> **Work to be completed**:
Produce an exact copy of all the records.
* * * * * * *
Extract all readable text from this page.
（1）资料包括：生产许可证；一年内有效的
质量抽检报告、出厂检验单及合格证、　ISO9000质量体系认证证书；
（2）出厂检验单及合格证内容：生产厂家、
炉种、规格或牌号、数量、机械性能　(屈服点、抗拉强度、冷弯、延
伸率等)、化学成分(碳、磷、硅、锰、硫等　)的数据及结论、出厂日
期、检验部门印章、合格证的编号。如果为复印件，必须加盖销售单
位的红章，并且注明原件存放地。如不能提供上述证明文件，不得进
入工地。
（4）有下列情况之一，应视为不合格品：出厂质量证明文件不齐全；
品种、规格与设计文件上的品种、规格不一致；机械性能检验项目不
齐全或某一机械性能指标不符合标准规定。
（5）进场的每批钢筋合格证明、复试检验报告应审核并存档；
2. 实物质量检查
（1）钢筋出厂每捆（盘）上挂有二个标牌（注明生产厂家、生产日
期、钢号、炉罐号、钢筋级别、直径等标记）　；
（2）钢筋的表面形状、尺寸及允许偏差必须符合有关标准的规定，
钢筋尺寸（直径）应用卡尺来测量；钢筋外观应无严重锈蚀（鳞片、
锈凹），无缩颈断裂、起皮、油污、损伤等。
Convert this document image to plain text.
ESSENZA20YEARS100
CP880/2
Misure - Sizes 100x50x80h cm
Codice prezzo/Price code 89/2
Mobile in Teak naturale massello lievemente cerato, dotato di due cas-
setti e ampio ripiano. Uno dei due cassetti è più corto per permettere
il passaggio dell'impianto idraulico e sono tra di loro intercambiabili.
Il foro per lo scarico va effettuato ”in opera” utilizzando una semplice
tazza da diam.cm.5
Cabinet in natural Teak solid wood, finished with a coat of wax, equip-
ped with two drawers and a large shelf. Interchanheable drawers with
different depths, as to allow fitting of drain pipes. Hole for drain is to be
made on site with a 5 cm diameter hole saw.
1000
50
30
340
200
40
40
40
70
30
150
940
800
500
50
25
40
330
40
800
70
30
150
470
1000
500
* * * * * * *
> **Result of this task**:
Extract all readable text from this page.
（1）资料包括：生产许可证；一年内有效的
质量抽检报告、出厂检验单及合格证、　ISO9000质量体系认证证书；
（2）出厂检验单及合格证内容：生产厂家、
炉种、规格或牌号、数量、机械性能　(屈服点、抗拉强度、冷弯、延
伸率等)、化学成分(碳、磷、硅、锰、硫等　)的数据及结论、出厂日
期、检验部门印章、合格证的编号。如果为复印件，必须加盖销售单
位的红章，并且注明原件存放地。如不能提供上述证明文件，不得进
入工地。
（4）有下列情况之一，应视为不合格品：出厂质量证明文件不齐全；
品种、规格与设计文件上的品种、规格不一致；机械性能检验项目不
齐全或某一机械性能指标不符合标准规定。
（5）进场的每批钢筋合格证明、复试检验报告应审核并存档；
2. 实物质量检查
（1）钢筋出厂每捆（盘）上挂有二个标牌（注明生产厂家、生产日
期、钢号、炉罐号、钢筋级别、直径等标记）　；
（2）钢筋的表面形状、尺寸及允许偏差必须符合有关标准的规定，
钢筋尺寸（直径）应用卡尺来测量；钢筋外观应无严重锈蚀（鳞片、
锈凹），无缩颈断裂、起皮、油污、损伤等。
Convert this document image to plain text.
ESSENZA20YEARS100
CP880/2
Misure - Sizes 100x50x80h cm
Codice prezzo/Price code 89/2
Mobile in Teak naturale massello lievemente cerato, dotato di due cas-
setti e ampio ripiano. Uno dei due cassetti è più corto per permettere
il passaggio dell'impianto idraulico e sono tra di loro intercambiabili.
Il foro per lo scarico va effettuato ”in opera” utilizzando una semplice
tazza da diam.cm.5
Cabinet in natural Teak solid wood, finished with a coat of wax, equip-
ped with two drawers and a large shelf. Interchanheable drawers with
different depths, as to allow fitting of drain pipes. Hole for drain is to be
made on site with a 5 cm diameter hole saw.
1000
50
30
340
200
40
40
40
70
30
150
940
800
500
50
25
40
330
40
800
70
30
150
470
1000
500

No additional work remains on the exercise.